┌─ Dataset entries

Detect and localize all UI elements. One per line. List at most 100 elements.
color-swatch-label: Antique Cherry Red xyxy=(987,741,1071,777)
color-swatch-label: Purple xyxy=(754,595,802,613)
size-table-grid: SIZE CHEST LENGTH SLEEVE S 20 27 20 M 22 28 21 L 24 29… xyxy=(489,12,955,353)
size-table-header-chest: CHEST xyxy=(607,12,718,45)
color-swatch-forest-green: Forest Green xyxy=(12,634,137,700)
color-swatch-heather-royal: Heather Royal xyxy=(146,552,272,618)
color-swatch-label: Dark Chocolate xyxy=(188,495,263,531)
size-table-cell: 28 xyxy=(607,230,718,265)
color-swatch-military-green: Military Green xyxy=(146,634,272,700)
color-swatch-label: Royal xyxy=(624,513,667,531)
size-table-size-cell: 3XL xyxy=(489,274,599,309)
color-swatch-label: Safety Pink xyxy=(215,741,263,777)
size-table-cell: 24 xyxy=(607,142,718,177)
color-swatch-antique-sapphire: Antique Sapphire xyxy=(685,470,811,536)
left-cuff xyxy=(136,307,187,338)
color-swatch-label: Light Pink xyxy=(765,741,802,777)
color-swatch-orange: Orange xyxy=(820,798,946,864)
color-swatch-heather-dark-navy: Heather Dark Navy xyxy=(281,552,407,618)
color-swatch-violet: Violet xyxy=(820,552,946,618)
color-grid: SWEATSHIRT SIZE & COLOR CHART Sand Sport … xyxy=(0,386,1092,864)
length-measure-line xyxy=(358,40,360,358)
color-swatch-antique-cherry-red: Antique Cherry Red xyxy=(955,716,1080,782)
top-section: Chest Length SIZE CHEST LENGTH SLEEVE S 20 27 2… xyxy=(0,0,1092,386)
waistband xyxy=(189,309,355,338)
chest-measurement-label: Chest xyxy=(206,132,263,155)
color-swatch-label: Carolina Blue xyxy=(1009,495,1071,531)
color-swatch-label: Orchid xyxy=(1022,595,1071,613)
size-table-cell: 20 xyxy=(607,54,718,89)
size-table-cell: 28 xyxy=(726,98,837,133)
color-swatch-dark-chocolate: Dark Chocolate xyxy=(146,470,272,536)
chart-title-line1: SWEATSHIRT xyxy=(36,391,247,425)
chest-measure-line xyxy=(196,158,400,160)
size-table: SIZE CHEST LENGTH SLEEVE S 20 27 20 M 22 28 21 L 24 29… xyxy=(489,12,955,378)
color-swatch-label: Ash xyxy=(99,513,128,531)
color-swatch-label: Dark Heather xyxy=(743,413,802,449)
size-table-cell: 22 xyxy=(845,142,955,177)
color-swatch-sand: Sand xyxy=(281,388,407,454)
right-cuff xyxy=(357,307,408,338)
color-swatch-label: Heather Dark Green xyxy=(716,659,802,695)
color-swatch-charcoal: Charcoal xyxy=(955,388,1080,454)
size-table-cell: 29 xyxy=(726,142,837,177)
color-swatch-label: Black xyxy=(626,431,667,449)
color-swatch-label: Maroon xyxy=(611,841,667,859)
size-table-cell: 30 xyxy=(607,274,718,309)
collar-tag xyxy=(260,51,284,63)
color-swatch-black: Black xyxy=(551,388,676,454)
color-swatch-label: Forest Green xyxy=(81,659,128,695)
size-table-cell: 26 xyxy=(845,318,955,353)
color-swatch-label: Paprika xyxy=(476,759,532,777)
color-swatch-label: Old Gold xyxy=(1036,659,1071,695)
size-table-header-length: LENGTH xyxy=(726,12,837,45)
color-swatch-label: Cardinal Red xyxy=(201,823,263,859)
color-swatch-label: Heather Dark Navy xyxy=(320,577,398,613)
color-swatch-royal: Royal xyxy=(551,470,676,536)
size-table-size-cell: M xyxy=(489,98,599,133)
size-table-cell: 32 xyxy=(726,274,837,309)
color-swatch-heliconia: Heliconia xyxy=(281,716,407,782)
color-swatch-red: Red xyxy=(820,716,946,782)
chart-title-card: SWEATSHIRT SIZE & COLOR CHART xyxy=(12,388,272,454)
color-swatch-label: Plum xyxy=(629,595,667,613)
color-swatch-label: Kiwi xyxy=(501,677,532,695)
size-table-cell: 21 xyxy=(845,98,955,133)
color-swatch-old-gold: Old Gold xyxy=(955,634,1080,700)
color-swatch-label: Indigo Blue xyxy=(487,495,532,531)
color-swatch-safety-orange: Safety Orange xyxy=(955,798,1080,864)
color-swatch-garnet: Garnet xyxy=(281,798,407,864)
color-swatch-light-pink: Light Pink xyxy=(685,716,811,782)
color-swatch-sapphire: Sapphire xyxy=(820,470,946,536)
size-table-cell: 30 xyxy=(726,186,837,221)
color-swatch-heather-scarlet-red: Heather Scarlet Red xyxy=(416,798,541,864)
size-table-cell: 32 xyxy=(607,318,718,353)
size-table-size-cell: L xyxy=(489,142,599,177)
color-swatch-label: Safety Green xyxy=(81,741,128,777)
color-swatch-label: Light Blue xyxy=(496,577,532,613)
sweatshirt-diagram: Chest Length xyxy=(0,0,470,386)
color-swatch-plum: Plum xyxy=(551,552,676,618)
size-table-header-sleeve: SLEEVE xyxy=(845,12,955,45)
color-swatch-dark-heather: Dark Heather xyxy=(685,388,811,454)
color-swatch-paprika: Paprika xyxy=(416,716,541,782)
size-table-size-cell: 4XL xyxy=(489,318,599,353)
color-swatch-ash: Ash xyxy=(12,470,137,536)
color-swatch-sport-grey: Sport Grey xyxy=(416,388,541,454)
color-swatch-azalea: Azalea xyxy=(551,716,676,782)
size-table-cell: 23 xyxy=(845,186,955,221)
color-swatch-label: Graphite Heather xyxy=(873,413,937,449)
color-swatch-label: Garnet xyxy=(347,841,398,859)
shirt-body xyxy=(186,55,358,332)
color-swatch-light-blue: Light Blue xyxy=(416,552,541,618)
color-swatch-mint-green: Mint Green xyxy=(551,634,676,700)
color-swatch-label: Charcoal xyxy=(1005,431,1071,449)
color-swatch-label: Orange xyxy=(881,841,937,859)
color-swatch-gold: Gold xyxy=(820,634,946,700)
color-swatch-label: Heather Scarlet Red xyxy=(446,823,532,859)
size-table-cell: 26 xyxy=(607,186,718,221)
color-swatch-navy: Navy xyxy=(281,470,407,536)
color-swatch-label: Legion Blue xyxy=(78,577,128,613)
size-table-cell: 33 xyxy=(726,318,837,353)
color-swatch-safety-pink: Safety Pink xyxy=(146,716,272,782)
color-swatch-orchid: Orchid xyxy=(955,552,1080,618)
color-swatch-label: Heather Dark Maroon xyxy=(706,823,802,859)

└─

_What you need to do_: Return the lines of the records unchanged, starting from the very first line and stopping after the line that contains "color-swatch-heather-dark-navy: Heather Dark".

_Response_:
Detect and localize all UI elements. One per line. List at most 100 elements.
color-swatch-label: Antique Cherry Red xyxy=(987,741,1071,777)
color-swatch-label: Purple xyxy=(754,595,802,613)
size-table-grid: SIZE CHEST LENGTH SLEEVE S 20 27 20 M 22 28 21 L 24 29… xyxy=(489,12,955,353)
size-table-header-chest: CHEST xyxy=(607,12,718,45)
color-swatch-forest-green: Forest Green xyxy=(12,634,137,700)
color-swatch-heather-royal: Heather Royal xyxy=(146,552,272,618)
color-swatch-label: Dark Chocolate xyxy=(188,495,263,531)
size-table-cell: 28 xyxy=(607,230,718,265)
color-swatch-military-green: Military Green xyxy=(146,634,272,700)
color-swatch-label: Royal xyxy=(624,513,667,531)
size-table-size-cell: 3XL xyxy=(489,274,599,309)
color-swatch-label: Safety Pink xyxy=(215,741,263,777)
size-table-cell: 24 xyxy=(607,142,718,177)
color-swatch-antique-sapphire: Antique Sapphire xyxy=(685,470,811,536)
left-cuff xyxy=(136,307,187,338)
color-swatch-label: Light Pink xyxy=(765,741,802,777)
color-swatch-orange: Orange xyxy=(820,798,946,864)
color-swatch-heather-dark-navy: Heather Dark Navy xyxy=(281,552,407,618)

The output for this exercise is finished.